┌─ Available records

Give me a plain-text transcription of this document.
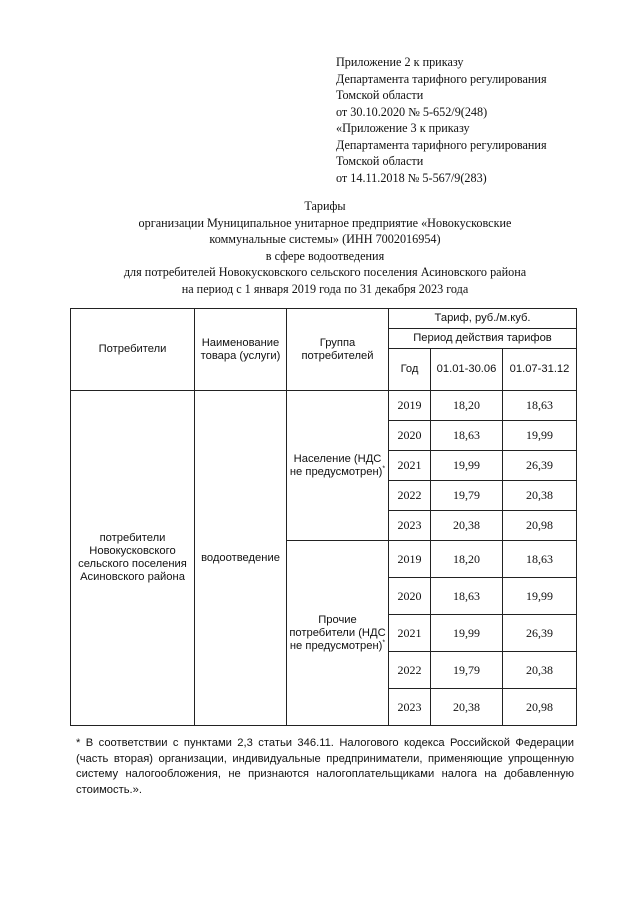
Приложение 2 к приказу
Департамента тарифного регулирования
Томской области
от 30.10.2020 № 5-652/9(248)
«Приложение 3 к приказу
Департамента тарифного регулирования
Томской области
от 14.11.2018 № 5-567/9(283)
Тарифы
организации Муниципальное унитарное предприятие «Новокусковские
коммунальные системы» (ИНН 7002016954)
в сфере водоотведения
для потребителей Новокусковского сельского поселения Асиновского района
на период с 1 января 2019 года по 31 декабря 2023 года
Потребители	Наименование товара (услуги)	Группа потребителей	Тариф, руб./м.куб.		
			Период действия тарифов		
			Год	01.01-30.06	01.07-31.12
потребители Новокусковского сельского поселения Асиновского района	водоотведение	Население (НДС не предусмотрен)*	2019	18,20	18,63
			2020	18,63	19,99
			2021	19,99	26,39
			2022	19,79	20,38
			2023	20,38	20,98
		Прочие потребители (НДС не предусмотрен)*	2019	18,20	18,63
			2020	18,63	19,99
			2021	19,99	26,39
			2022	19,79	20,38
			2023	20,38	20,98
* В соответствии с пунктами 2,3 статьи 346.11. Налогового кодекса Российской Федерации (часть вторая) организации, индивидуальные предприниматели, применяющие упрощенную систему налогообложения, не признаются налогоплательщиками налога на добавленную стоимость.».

└─

- **The exercise**: Pull every line containing the word "сельского" out of the material and copy it.

- **Exercise result**:
для потребителей Новокусковского сельского поселения Асиновского района
потребители Новокусковского сельского поселения Асиновского района	водоотведение	Население (НДС не предусмотрен)*	2019	18,20	18,63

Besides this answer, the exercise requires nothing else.